---------- Input for this task

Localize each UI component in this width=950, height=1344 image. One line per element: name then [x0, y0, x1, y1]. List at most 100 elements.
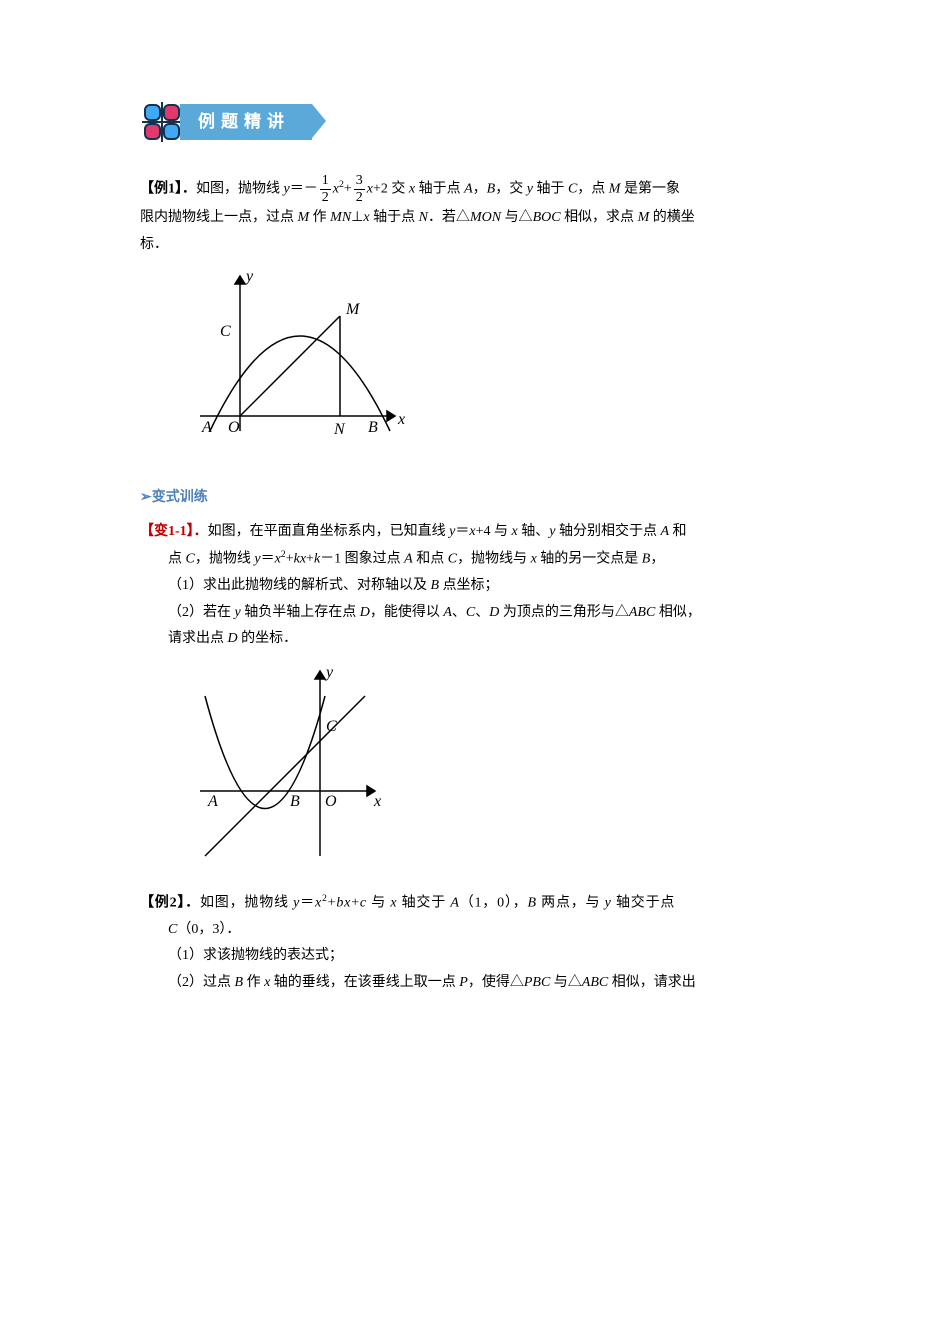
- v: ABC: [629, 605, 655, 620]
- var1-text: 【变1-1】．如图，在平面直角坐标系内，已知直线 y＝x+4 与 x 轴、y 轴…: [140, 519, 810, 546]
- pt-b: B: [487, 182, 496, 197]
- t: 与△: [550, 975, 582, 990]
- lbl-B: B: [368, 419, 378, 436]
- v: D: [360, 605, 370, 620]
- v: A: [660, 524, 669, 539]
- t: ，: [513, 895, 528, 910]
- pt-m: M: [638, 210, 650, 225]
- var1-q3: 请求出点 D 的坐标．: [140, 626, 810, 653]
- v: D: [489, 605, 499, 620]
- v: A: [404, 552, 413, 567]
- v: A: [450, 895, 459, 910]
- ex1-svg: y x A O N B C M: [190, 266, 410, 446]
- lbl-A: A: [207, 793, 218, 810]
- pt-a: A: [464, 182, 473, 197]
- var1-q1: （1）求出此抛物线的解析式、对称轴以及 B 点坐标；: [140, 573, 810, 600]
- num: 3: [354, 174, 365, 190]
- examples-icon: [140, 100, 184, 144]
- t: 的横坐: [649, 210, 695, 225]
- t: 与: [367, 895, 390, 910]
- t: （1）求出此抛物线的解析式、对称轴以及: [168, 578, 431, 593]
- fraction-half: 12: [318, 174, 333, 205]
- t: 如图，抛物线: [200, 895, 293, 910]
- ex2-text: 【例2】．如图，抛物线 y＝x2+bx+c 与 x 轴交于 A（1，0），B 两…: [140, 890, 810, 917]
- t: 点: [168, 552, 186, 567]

--------------------

Please quote the stretch of the entries above from the line containing "- v: ABC: [629, 605, 655, 620]" through the line containing "- t: ，: [513, 895, 528, 910]", both included.

## Solution to this problem
- v: ABC: [629, 605, 655, 620]
- var1-text: 【变1-1】．如图，在平面直角坐标系内，已知直线 y＝x+4 与 x 轴、y 轴…: [140, 519, 810, 546]
- pt-b: B: [487, 182, 496, 197]
- t: 与△: [550, 975, 582, 990]
- lbl-B: B: [368, 419, 378, 436]
- v: D: [360, 605, 370, 620]
- v: A: [660, 524, 669, 539]
- t: ，: [513, 895, 528, 910]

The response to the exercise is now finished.